● **Set task**
Set down, in full, every record in the block.

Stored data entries
====
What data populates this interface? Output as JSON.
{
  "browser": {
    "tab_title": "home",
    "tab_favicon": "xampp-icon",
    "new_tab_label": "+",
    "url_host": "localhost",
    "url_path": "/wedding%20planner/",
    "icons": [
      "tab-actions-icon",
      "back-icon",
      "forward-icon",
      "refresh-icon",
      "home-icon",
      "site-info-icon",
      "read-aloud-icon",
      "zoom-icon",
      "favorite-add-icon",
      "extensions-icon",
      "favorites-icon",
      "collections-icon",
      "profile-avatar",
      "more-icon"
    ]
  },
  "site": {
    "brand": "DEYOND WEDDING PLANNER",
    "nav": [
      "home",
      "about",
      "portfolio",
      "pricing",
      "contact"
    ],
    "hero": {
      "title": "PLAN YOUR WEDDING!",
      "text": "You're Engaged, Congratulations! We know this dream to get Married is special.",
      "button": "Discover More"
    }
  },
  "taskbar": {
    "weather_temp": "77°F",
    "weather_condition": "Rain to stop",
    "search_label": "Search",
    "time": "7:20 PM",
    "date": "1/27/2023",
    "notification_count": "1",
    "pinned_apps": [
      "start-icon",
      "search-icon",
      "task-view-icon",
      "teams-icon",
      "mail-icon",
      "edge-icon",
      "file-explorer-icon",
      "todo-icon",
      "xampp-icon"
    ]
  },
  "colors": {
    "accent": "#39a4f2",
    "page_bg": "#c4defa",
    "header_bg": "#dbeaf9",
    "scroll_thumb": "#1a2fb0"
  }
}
====
● **Full answer**
What data populates this interface? Output as JSON.
{
  "browser": {
    "tab_title": "home",
    "tab_favicon": "xampp-icon",
    "new_tab_label": "+",
    "url_host": "localhost",
    "url_path": "/wedding%20planner/",
    "icons": [
      "tab-actions-icon",
      "back-icon",
      "forward-icon",
      "refresh-icon",
      "home-icon",
      "site-info-icon",
      "read-aloud-icon",
      "zoom-icon",
      "favorite-add-icon",
      "extensions-icon",
      "favorites-icon",
      "collections-icon",
      "profile-avatar",
      "more-icon"
    ]
  },
  "site": {
    "brand": "DEYOND WEDDING PLANNER",
    "nav": [
      "home",
      "about",
      "portfolio",
      "pricing",
      "contact"
    ],
    "hero": {
      "title": "PLAN YOUR WEDDING!",
      "text": "You're Engaged, Congratulations! We know this dream to get Married is special.",
      "button": "Discover More"
    }
  },
  "taskbar": {
    "weather_temp": "77°F",
    "weather_condition": "Rain to stop",
    "search_label": "Search",
    "time": "7:20 PM",
    "date": "1/27/2023",
    "notification_count": "1",
    "pinned_apps": [
      "start-icon",
      "search-icon",
      "task-view-icon",
      "teams-icon",
      "mail-icon",
      "edge-icon",
      "file-explorer-icon",
      "todo-icon",
      "xampp-icon"
    ]
  },
  "colors": {
    "accent": "#39a4f2",
    "page_bg": "#c4defa",
    "header_bg": "#dbeaf9",
    "scroll_thumb": "#1a2fb0"
  }
}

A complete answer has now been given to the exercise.